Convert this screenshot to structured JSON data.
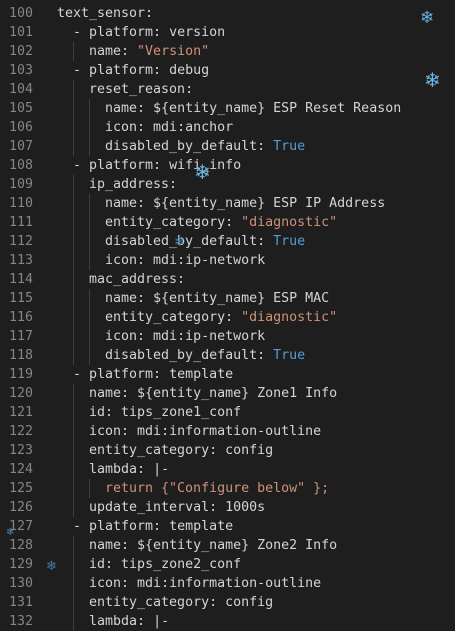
{
  "editor": {
    "lines": [
      {
        "num": "100",
        "indent": 0,
        "dash": false,
        "key": "text_sensor:",
        "val": "",
        "val_type": ""
      },
      {
        "num": "101",
        "indent": 1,
        "dash": true,
        "key": "platform:",
        "val": "version",
        "val_type": "plain"
      },
      {
        "num": "102",
        "indent": 2,
        "dash": false,
        "key": "name:",
        "val": "\"Version\"",
        "val_type": "string"
      },
      {
        "num": "103",
        "indent": 1,
        "dash": true,
        "key": "platform:",
        "val": "debug",
        "val_type": "plain"
      },
      {
        "num": "104",
        "indent": 2,
        "dash": false,
        "key": "reset_reason:",
        "val": "",
        "val_type": ""
      },
      {
        "num": "105",
        "indent": 3,
        "dash": false,
        "key": "name:",
        "val": "${entity_name} ESP Reset Reason",
        "val_type": "plain"
      },
      {
        "num": "106",
        "indent": 3,
        "dash": false,
        "key": "icon:",
        "val": "mdi:anchor",
        "val_type": "plain"
      },
      {
        "num": "107",
        "indent": 3,
        "dash": false,
        "key": "disabled_by_default:",
        "val": "True",
        "val_type": "keyword"
      },
      {
        "num": "108",
        "indent": 1,
        "dash": true,
        "key": "platform:",
        "val": "wifi_info",
        "val_type": "plain"
      },
      {
        "num": "109",
        "indent": 2,
        "dash": false,
        "key": "ip_address:",
        "val": "",
        "val_type": ""
      },
      {
        "num": "110",
        "indent": 3,
        "dash": false,
        "key": "name:",
        "val": "${entity_name} ESP IP Address",
        "val_type": "plain"
      },
      {
        "num": "111",
        "indent": 3,
        "dash": false,
        "key": "entity_category:",
        "val": "\"diagnostic\"",
        "val_type": "string"
      },
      {
        "num": "112",
        "indent": 3,
        "dash": false,
        "key": "disabled_by_default:",
        "val": "True",
        "val_type": "keyword"
      },
      {
        "num": "113",
        "indent": 3,
        "dash": false,
        "key": "icon:",
        "val": "mdi:ip-network",
        "val_type": "plain"
      },
      {
        "num": "114",
        "indent": 2,
        "dash": false,
        "key": "mac_address:",
        "val": "",
        "val_type": ""
      },
      {
        "num": "115",
        "indent": 3,
        "dash": false,
        "key": "name:",
        "val": "${entity_name} ESP MAC",
        "val_type": "plain"
      },
      {
        "num": "116",
        "indent": 3,
        "dash": false,
        "key": "entity_category:",
        "val": "\"diagnostic\"",
        "val_type": "string"
      },
      {
        "num": "117",
        "indent": 3,
        "dash": false,
        "key": "icon:",
        "val": "mdi:ip-network",
        "val_type": "plain"
      },
      {
        "num": "118",
        "indent": 3,
        "dash": false,
        "key": "disabled_by_default:",
        "val": "True",
        "val_type": "keyword"
      },
      {
        "num": "119",
        "indent": 1,
        "dash": true,
        "key": "platform:",
        "val": "template",
        "val_type": "plain"
      },
      {
        "num": "120",
        "indent": 2,
        "dash": false,
        "key": "name:",
        "val": "${entity_name} Zone1 Info",
        "val_type": "plain"
      },
      {
        "num": "121",
        "indent": 2,
        "dash": false,
        "key": "id:",
        "val": "tips_zone1_conf",
        "val_type": "plain"
      },
      {
        "num": "122",
        "indent": 2,
        "dash": false,
        "key": "icon:",
        "val": "mdi:information-outline",
        "val_type": "plain"
      },
      {
        "num": "123",
        "indent": 2,
        "dash": false,
        "key": "entity_category:",
        "val": "config",
        "val_type": "plain"
      },
      {
        "num": "124",
        "indent": 2,
        "dash": false,
        "key": "lambda:",
        "val": "|-",
        "val_type": "plain"
      },
      {
        "num": "125",
        "indent": 3,
        "dash": false,
        "key": "",
        "val": "return {\"Configure below\" };",
        "val_type": "string"
      },
      {
        "num": "126",
        "indent": 2,
        "dash": false,
        "key": "update_interval:",
        "val": "1000s",
        "val_type": "plain"
      },
      {
        "num": "127",
        "indent": 1,
        "dash": true,
        "key": "platform:",
        "val": "template",
        "val_type": "plain"
      },
      {
        "num": "128",
        "indent": 2,
        "dash": false,
        "key": "name:",
        "val": "${entity_name} Zone2 Info",
        "val_type": "plain"
      },
      {
        "num": "129",
        "indent": 2,
        "dash": false,
        "key": "id:",
        "val": "tips_zone2_conf",
        "val_type": "plain"
      },
      {
        "num": "130",
        "indent": 2,
        "dash": false,
        "key": "icon:",
        "val": "mdi:information-outline",
        "val_type": "plain"
      },
      {
        "num": "131",
        "indent": 2,
        "dash": false,
        "key": "entity_category:",
        "val": "config",
        "val_type": "plain"
      },
      {
        "num": "132",
        "indent": 2,
        "dash": false,
        "key": "lambda:",
        "val": "|-",
        "val_type": "plain"
      }
    ]
  },
  "theme": {
    "background": "#1e1e1e",
    "gutter_color": "#858585",
    "text_color": "#d4d4d4",
    "string_color": "#ce9178",
    "keyword_color": "#569cd6",
    "snowflake_color": "#5fa8d8"
  },
  "decorations": {
    "snowflake_icon": "❄"
  }
}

◆ **Problem**
What you return should match the records above word for word, minus the pictures.

◆ **Answer**
Convert this screenshot to structured JSON data.
{
  "editor": {
    "lines": [
      {
        "num": "100",
        "indent": 0,
        "dash": false,
        "key": "text_sensor:",
        "val": "",
        "val_type": ""
      },
      {
        "num": "101",
        "indent": 1,
        "dash": true,
        "key": "platform:",
        "val": "version",
        "val_type": "plain"
      },
      {
        "num": "102",
        "indent": 2,
        "dash": false,
        "key": "name:",
        "val": "\"Version\"",
        "val_type": "string"
      },
      {
        "num": "103",
        "indent": 1,
        "dash": true,
        "key": "platform:",
        "val": "debug",
        "val_type": "plain"
      },
      {
        "num": "104",
        "indent": 2,
        "dash": false,
        "key": "reset_reason:",
        "val": "",
        "val_type": ""
      },
      {
        "num": "105",
        "indent": 3,
        "dash": false,
        "key": "name:",
        "val": "${entity_name} ESP Reset Reason",
        "val_type": "plain"
      },
      {
        "num": "106",
        "indent": 3,
        "dash": false,
        "key": "icon:",
        "val": "mdi:anchor",
        "val_type": "plain"
      },
      {
        "num": "107",
        "indent": 3,
        "dash": false,
        "key": "disabled_by_default:",
        "val": "True",
        "val_type": "keyword"
      },
      {
        "num": "108",
        "indent": 1,
        "dash": true,
        "key": "platform:",
        "val": "wifi_info",
        "val_type": "plain"
      },
      {
        "num": "109",
        "indent": 2,
        "dash": false,
        "key": "ip_address:",
        "val": "",
        "val_type": ""
      },
      {
        "num": "110",
        "indent": 3,
        "dash": false,
        "key": "name:",
        "val": "${entity_name} ESP IP Address",
        "val_type": "plain"
      },
      {
        "num": "111",
        "indent": 3,
        "dash": false,
        "key": "entity_category:",
        "val": "\"diagnostic\"",
        "val_type": "string"
      },
      {
        "num": "112",
        "indent": 3,
        "dash": false,
        "key": "disabled_by_default:",
        "val": "True",
        "val_type": "keyword"
      },
      {
        "num": "113",
        "indent": 3,
        "dash": false,
        "key": "icon:",
        "val": "mdi:ip-network",
        "val_type": "plain"
      },
      {
        "num": "114",
        "indent": 2,
        "dash": false,
        "key": "mac_address:",
        "val": "",
        "val_type": ""
      },
      {
        "num": "115",
        "indent": 3,
        "dash": false,
        "key": "name:",
        "val": "${entity_name} ESP MAC",
        "val_type": "plain"
      },
      {
        "num": "116",
        "indent": 3,
        "dash": false,
        "key": "entity_category:",
        "val": "\"diagnostic\"",
        "val_type": "string"
      },
      {
        "num": "117",
        "indent": 3,
        "dash": false,
        "key": "icon:",
        "val": "mdi:ip-network",
        "val_type": "plain"
      },
      {
        "num": "118",
        "indent": 3,
        "dash": false,
        "key": "disabled_by_default:",
        "val": "True",
        "val_type": "keyword"
      },
      {
        "num": "119",
        "indent": 1,
        "dash": true,
        "key": "platform:",
        "val": "template",
        "val_type": "plain"
      },
      {
        "num": "120",
        "indent": 2,
        "dash": false,
        "key": "name:",
        "val": "${entity_name} Zone1 Info",
        "val_type": "plain"
      },
      {
        "num": "121",
        "indent": 2,
        "dash": false,
        "key": "id:",
        "val": "tips_zone1_conf",
        "val_type": "plain"
      },
      {
        "num": "122",
        "indent": 2,
        "dash": false,
        "key": "icon:",
        "val": "mdi:information-outline",
        "val_type": "plain"
      },
      {
        "num": "123",
        "indent": 2,
        "dash": false,
        "key": "entity_category:",
        "val": "config",
        "val_type": "plain"
      },
      {
        "num": "124",
        "indent": 2,
        "dash": false,
        "key": "lambda:",
        "val": "|-",
        "val_type": "plain"
      },
      {
        "num": "125",
        "indent": 3,
        "dash": false,
        "key": "",
        "val": "return {\"Configure below\" };",
        "val_type": "string"
      },
      {
        "num": "126",
        "indent": 2,
        "dash": false,
        "key": "update_interval:",
        "val": "1000s",
        "val_type": "plain"
      },
      {
        "num": "127",
        "indent": 1,
        "dash": true,
        "key": "platform:",
        "val": "template",
        "val_type": "plain"
      },
      {
        "num": "128",
        "indent": 2,
        "dash": false,
        "key": "name:",
        "val": "${entity_name} Zone2 Info",
        "val_type": "plain"
      },
      {
        "num": "129",
        "indent": 2,
        "dash": false,
        "key": "id:",
        "val": "tips_zone2_conf",
        "val_type": "plain"
      },
      {
        "num": "130",
        "indent": 2,
        "dash": false,
        "key": "icon:",
        "val": "mdi:information-outline",
        "val_type": "plain"
      },
      {
        "num": "131",
        "indent": 2,
        "dash": false,
        "key": "entity_category:",
        "val": "config",
        "val_type": "plain"
      },
      {
        "num": "132",
        "indent": 2,
        "dash": false,
        "key": "lambda:",
        "val": "|-",
        "val_type": "plain"
      }
    ]
  },
  "theme": {
    "background": "#1e1e1e",
    "gutter_color": "#858585",
    "text_color": "#d4d4d4",
    "string_color": "#ce9178",
    "keyword_color": "#569cd6",
    "snowflake_color": "#5fa8d8"
  },
  "decorations": {
    "snowflake_icon": "❄"
  }
}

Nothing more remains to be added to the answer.